--- Passage provided ---

It's easy to take the term "graphic novelist" the wrong way. Even if you're mind's not in the gutter, you might picture X supernaturally-gifted hero and Y beautiful/quick-witted damsel roof-hopping between the word balloons.
But Whirlwind Wonderland (Sparkplug Comic Books/Tugboat Press), the newest book from graphic novelist Rina Ayuyang, contains neither superhero nor smoldering sex god. (Though there is a Brad Pitt ballroom scene.) Instead, the collection of illustrated short stories reflects Ayuyang's childhood love of comics like Doonesbury and Nancy -- simple, friendly stories of everyday people.
"I like to write slice-of-life tales about ordinary moments that inspire me," says Ayuyang. "I wanted to write about a normal person as a superhero."
Ayuyang returns to Pittsburgh this Wed., May 5, for a reading at Downtown's Toonseum.

--- Material supplied ---

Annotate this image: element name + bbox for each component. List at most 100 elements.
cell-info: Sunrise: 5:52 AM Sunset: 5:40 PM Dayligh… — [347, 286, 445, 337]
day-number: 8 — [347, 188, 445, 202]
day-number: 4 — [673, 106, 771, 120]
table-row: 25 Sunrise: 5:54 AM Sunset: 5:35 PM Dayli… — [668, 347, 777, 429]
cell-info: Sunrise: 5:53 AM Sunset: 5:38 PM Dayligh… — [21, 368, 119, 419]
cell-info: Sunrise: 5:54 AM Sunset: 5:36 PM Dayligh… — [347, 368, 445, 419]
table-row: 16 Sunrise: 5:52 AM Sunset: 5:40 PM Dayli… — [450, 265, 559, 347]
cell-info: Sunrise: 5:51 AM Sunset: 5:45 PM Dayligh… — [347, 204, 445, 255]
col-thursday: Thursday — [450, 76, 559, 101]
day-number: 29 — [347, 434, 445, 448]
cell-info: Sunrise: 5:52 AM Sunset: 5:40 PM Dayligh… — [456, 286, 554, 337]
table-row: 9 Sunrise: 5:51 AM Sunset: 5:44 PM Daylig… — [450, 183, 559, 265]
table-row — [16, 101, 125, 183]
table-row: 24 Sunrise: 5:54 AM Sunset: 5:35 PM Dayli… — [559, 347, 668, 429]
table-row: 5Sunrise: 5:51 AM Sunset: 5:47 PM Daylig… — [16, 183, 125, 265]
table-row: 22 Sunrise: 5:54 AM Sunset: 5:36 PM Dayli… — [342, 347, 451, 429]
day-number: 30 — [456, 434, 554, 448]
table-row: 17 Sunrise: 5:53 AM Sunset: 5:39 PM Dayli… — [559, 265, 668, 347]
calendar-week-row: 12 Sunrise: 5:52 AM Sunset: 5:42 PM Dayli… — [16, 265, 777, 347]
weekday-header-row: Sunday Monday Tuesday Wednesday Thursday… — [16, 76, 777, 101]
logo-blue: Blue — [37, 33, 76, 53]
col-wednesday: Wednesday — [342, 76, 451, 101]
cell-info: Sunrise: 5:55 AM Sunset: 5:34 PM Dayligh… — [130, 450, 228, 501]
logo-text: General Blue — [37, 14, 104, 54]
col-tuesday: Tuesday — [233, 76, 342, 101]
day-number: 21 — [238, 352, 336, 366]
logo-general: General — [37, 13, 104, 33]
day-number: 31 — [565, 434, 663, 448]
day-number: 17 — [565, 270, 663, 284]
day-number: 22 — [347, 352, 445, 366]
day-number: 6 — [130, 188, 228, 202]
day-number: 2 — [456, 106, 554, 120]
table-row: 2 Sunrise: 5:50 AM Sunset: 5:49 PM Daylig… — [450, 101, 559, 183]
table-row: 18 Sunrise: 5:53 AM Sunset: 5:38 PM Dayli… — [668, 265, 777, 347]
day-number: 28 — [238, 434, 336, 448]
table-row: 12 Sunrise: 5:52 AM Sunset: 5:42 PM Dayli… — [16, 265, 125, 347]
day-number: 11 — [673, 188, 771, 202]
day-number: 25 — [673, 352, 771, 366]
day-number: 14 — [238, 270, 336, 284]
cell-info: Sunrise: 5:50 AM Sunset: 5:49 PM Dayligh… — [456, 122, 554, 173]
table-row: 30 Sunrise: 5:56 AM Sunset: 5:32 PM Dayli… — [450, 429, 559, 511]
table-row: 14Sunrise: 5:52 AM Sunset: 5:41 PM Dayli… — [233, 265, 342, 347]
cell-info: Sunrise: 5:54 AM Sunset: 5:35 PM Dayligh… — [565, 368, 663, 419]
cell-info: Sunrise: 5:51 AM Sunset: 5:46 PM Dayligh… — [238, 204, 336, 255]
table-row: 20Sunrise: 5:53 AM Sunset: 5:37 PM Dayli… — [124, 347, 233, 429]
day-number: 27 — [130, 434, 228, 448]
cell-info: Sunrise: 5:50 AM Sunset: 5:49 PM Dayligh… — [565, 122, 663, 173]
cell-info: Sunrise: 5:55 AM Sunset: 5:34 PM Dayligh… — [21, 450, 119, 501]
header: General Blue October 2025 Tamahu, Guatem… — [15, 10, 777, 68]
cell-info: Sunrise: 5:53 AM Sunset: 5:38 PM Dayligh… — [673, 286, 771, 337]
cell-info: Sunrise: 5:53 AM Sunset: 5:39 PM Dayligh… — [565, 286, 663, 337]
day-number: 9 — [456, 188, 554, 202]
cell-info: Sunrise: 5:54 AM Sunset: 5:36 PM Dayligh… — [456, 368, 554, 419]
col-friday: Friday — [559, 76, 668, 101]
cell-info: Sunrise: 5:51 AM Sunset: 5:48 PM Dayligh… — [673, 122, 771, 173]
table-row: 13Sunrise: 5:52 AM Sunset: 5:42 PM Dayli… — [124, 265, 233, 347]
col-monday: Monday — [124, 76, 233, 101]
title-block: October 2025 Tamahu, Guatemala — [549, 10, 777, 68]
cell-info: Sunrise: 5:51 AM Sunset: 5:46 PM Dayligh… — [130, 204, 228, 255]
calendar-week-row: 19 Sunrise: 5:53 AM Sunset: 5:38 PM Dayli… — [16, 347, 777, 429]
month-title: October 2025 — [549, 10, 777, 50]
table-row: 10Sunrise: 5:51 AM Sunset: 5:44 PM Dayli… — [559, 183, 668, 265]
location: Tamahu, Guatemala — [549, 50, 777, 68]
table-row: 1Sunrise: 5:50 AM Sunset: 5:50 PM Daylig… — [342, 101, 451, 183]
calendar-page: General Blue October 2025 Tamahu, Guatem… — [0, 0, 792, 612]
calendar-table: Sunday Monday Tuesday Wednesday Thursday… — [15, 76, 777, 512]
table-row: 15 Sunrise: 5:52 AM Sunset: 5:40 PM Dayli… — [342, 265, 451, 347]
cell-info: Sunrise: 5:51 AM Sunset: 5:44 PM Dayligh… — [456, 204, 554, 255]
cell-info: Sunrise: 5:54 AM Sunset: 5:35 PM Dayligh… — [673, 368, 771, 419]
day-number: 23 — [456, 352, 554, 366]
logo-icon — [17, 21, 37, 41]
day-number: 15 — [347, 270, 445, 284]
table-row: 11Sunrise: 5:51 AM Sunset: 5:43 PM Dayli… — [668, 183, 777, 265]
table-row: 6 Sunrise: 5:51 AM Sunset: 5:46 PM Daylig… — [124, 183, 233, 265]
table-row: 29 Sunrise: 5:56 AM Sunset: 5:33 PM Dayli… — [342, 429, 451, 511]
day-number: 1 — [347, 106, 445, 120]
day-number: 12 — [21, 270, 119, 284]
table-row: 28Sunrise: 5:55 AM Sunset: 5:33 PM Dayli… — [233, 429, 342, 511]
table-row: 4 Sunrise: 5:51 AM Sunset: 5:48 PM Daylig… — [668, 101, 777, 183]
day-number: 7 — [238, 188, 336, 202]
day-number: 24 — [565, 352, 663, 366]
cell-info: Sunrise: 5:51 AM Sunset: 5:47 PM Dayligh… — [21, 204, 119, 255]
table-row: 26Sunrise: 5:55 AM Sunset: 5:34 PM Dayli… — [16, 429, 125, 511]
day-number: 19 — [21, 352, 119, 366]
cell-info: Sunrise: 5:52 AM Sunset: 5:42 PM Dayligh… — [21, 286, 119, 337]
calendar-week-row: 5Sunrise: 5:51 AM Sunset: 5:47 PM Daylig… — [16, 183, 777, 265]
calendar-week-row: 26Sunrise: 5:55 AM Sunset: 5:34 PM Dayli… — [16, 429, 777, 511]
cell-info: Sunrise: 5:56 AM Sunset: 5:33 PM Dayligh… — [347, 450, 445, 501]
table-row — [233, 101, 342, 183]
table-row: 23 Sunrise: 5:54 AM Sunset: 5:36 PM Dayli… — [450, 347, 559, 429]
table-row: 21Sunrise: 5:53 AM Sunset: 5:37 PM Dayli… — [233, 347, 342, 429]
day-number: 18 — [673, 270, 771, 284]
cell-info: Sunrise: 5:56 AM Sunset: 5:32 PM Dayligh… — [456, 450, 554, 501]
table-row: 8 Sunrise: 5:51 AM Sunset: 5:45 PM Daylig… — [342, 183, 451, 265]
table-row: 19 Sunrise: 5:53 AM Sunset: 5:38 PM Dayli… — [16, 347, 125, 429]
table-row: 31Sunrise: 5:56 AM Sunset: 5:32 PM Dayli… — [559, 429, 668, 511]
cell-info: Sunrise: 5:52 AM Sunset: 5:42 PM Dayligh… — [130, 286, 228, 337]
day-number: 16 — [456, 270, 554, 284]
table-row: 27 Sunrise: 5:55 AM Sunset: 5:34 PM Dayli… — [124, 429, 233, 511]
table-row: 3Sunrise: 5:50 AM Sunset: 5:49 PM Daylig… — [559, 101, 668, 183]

---

* **Explore the material**:
a – Answer these questions from the article about Rina Ayuyang's new book:
(i) Which publisher or publishers are named for Whirlwind Wonderland?
(ii) Which comics did Ayuyang love as a child?
(iii) Where will Ayuyang give her reading?
b – Revise the article about Rina Ayuyang's new book from "It's easy to" up to and including "the word balloons.", changing "word balloons" to "speech bubbles".

* **Answers**:
a –
(i) Sparkplug Comic Books/Tugboat Press
(ii) Doonesbury and Nancy
(iii) Downtown's Toonseum

b –
It's easy to take the term "graphic novelist" the wrong way. Even if you're mind's not in the gutter, you might picture X supernaturally-gifted hero and Y beautiful/quick-witted damsel roof-hopping between the speech bubbles.